[RECORD LIST]
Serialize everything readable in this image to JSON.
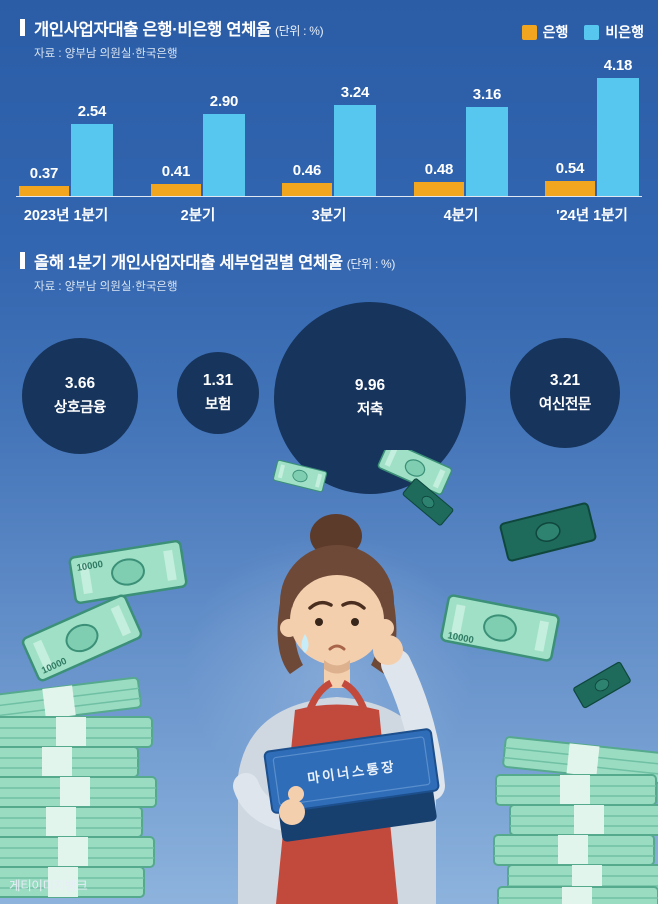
{
  "page": {
    "credit": "게티이미지뱅크",
    "background_top": "#2b5da7",
    "background_bottom": "#8db3dd"
  },
  "chart_data": [
    {
      "type": "bar",
      "title": "개인사업자대출 은행·비은행 연체율",
      "unit_label": "(단위 : %)",
      "source": "자료 : 양부남 의원실·한국은행",
      "categories": [
        "2023년 1분기",
        "2분기",
        "3분기",
        "4분기",
        "'24년 1분기"
      ],
      "series": [
        {
          "name": "은행",
          "color": "#f2a51f",
          "values": [
            0.37,
            0.41,
            0.46,
            0.48,
            0.54
          ],
          "display": [
            "0.37",
            "0.41",
            "0.46",
            "0.48",
            "0.54"
          ]
        },
        {
          "name": "비은행",
          "color": "#57c7f0",
          "values": [
            2.54,
            2.9,
            3.24,
            3.16,
            4.18
          ],
          "display": [
            "2.54",
            "2.90",
            "3.24",
            "3.16",
            "4.18"
          ]
        }
      ],
      "ylim": [
        0,
        4.5
      ],
      "grid": false,
      "legend_position": "top-right"
    },
    {
      "type": "bubble",
      "title": "올해 1분기 개인사업자대출 세부업권별 연체율",
      "unit_label": "(단위 : %)",
      "source": "자료 : 양부남 의원실·한국은행",
      "bubble_color": "#16345c",
      "bubbles": [
        {
          "label": "상호금융",
          "value": 3.66,
          "display": "3.66"
        },
        {
          "label": "보험",
          "value": 1.31,
          "display": "1.31"
        },
        {
          "label": "저축",
          "value": 9.96,
          "display": "9.96"
        },
        {
          "label": "여신전문",
          "value": 3.21,
          "display": "3.21"
        }
      ]
    }
  ],
  "illustration": {
    "bankbook_label": "마이너스통장",
    "banknote_text": "10000"
  }
}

[WHAT IS ASKED]
Output the records above exactly; leave out the pictures.

[SOLUTION TO THIS TASK]
Serialize everything readable in this image to JSON.
{
  "page": {
    "credit": "게티이미지뱅크",
    "background_top": "#2b5da7",
    "background_bottom": "#8db3dd"
  },
  "chart_data": [
    {
      "type": "bar",
      "title": "개인사업자대출 은행·비은행 연체율",
      "unit_label": "(단위 : %)",
      "source": "자료 : 양부남 의원실·한국은행",
      "categories": [
        "2023년 1분기",
        "2분기",
        "3분기",
        "4분기",
        "'24년 1분기"
      ],
      "series": [
        {
          "name": "은행",
          "color": "#f2a51f",
          "values": [
            0.37,
            0.41,
            0.46,
            0.48,
            0.54
          ],
          "display": [
            "0.37",
            "0.41",
            "0.46",
            "0.48",
            "0.54"
          ]
        },
        {
          "name": "비은행",
          "color": "#57c7f0",
          "values": [
            2.54,
            2.9,
            3.24,
            3.16,
            4.18
          ],
          "display": [
            "2.54",
            "2.90",
            "3.24",
            "3.16",
            "4.18"
          ]
        }
      ],
      "ylim": [
        0,
        4.5
      ],
      "grid": false,
      "legend_position": "top-right"
    },
    {
      "type": "bubble",
      "title": "올해 1분기 개인사업자대출 세부업권별 연체율",
      "unit_label": "(단위 : %)",
      "source": "자료 : 양부남 의원실·한국은행",
      "bubble_color": "#16345c",
      "bubbles": [
        {
          "label": "상호금융",
          "value": 3.66,
          "display": "3.66"
        },
        {
          "label": "보험",
          "value": 1.31,
          "display": "1.31"
        },
        {
          "label": "저축",
          "value": 9.96,
          "display": "9.96"
        },
        {
          "label": "여신전문",
          "value": 3.21,
          "display": "3.21"
        }
      ]
    }
  ],
  "illustration": {
    "bankbook_label": "마이너스통장",
    "banknote_text": "10000"
  }
}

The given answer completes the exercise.